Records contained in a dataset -
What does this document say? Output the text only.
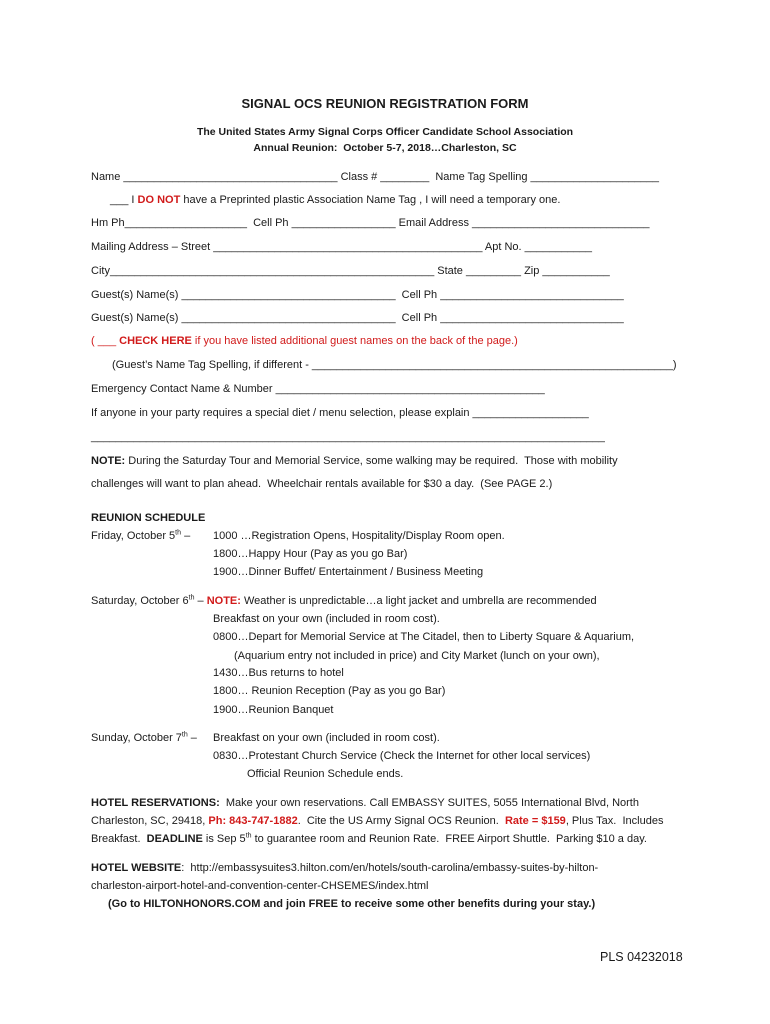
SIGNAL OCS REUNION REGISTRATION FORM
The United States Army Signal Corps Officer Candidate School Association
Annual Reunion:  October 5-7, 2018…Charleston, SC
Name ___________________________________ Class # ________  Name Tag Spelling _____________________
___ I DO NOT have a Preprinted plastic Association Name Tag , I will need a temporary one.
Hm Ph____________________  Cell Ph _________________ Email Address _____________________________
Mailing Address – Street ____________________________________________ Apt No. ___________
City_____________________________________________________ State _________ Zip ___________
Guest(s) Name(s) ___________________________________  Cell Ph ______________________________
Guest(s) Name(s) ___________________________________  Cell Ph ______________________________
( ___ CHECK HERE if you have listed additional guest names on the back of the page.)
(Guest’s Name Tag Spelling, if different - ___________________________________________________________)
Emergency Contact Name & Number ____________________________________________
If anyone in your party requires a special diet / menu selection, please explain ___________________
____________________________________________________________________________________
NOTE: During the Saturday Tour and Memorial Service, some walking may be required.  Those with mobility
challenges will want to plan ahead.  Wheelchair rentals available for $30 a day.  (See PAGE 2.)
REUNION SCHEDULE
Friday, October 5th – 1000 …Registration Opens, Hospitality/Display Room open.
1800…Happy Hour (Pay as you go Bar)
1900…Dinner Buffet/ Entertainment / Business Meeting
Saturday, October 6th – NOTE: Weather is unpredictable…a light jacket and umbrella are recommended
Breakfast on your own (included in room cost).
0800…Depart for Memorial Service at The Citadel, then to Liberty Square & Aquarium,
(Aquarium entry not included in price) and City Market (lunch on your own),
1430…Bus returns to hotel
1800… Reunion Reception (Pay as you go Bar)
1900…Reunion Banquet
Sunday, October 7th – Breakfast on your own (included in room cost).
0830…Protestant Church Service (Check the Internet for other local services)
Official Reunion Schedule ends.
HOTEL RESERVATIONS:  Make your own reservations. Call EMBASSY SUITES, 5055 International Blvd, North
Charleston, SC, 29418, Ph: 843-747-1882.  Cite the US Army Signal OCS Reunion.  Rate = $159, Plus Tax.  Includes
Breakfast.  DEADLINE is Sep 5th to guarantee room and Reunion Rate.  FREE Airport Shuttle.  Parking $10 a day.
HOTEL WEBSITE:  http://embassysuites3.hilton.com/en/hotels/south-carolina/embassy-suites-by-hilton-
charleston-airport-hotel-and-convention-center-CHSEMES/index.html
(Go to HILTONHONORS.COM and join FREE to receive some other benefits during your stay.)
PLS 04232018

---

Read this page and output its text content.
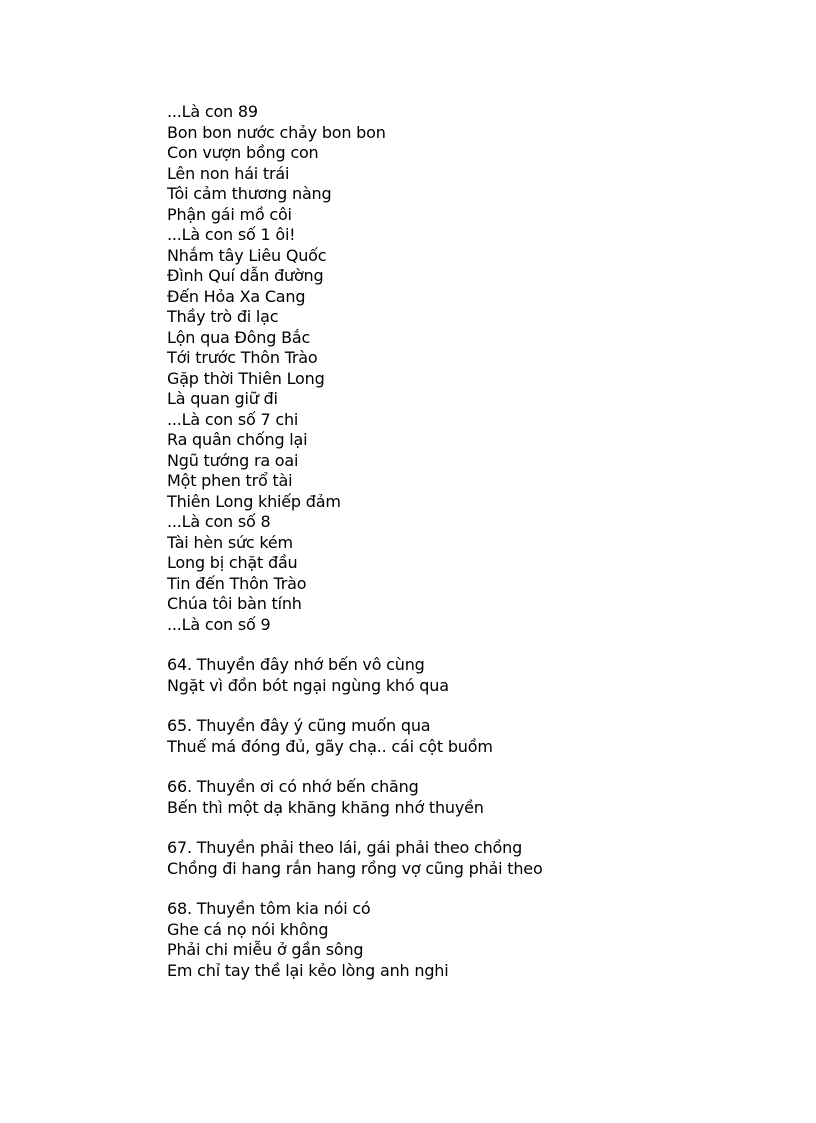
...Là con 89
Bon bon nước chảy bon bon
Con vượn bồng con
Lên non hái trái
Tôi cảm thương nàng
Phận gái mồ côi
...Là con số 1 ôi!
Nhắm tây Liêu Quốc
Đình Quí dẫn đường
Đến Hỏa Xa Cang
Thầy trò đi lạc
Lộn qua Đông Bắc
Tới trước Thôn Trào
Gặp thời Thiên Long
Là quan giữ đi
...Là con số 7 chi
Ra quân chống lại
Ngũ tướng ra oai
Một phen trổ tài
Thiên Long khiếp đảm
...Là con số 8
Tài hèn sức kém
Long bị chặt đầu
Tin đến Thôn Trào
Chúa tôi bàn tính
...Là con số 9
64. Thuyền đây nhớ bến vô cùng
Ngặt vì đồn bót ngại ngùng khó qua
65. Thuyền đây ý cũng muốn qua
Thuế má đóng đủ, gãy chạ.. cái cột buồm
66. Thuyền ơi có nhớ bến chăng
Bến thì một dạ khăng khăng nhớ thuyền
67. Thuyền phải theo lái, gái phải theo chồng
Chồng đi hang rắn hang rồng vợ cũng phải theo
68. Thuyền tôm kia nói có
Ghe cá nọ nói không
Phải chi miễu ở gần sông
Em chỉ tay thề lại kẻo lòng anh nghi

THE REQUEST - Copy every line of the listing where the word "Thiên" appears.

ANSWER TO THIS PROBLEM -
Gặp thời Thiên Long
Thiên Long khiếp đảm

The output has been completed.